__Your objective__: Below are entries; tally how many lines hold the string "frais" and answer with only that figure.

__Material__:

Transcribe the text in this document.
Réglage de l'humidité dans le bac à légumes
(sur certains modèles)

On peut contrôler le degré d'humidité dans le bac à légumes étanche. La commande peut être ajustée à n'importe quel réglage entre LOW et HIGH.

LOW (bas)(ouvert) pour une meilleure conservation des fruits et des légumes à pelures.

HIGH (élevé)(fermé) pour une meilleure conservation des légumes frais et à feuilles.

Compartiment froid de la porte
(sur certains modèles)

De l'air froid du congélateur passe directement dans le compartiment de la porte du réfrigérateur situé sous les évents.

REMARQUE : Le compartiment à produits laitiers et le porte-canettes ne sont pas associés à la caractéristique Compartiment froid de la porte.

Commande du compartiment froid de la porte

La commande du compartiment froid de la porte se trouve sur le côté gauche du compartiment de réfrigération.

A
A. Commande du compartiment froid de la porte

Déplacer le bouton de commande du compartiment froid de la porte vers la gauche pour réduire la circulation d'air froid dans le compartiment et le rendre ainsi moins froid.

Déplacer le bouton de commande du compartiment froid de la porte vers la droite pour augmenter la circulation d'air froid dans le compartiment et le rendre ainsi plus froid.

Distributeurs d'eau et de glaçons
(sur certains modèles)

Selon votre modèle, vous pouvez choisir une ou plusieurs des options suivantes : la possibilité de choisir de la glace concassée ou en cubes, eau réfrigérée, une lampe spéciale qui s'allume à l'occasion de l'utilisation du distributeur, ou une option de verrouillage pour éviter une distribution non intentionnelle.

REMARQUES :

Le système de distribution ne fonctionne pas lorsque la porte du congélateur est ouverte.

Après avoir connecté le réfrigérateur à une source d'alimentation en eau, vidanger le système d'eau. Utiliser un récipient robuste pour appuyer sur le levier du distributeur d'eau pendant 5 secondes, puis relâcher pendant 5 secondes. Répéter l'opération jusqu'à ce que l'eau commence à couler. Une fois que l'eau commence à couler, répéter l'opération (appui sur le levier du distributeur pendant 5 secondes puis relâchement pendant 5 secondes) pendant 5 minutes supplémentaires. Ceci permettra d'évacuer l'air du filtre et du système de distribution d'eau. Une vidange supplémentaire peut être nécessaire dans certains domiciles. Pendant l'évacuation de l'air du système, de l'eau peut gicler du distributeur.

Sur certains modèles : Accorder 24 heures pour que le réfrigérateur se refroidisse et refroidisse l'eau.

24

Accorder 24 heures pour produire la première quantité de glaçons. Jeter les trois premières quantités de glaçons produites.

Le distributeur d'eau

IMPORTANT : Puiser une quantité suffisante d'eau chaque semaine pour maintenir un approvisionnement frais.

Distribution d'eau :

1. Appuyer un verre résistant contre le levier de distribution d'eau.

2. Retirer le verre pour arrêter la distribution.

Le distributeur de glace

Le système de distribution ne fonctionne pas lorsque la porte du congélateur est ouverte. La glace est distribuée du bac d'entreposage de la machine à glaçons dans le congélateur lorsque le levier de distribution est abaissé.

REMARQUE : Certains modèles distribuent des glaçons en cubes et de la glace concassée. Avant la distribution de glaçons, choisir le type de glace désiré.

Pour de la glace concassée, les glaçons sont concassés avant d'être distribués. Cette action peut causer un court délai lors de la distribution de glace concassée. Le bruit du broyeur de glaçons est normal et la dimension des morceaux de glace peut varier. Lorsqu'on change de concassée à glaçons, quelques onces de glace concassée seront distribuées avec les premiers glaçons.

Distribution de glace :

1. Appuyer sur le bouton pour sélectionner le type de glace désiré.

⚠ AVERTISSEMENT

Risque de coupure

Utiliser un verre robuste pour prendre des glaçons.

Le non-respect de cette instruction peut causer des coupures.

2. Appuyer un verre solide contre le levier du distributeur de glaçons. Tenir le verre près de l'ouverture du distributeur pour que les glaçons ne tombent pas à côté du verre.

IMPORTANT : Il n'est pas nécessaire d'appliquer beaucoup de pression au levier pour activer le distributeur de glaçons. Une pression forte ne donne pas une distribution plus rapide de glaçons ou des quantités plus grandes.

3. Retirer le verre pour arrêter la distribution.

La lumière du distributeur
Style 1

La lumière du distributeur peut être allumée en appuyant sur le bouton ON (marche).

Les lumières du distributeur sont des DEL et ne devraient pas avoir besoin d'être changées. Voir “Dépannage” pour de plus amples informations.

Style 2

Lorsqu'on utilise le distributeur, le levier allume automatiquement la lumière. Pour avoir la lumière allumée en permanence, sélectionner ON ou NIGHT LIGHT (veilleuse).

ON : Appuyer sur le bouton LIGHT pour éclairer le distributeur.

__Correct output__: 2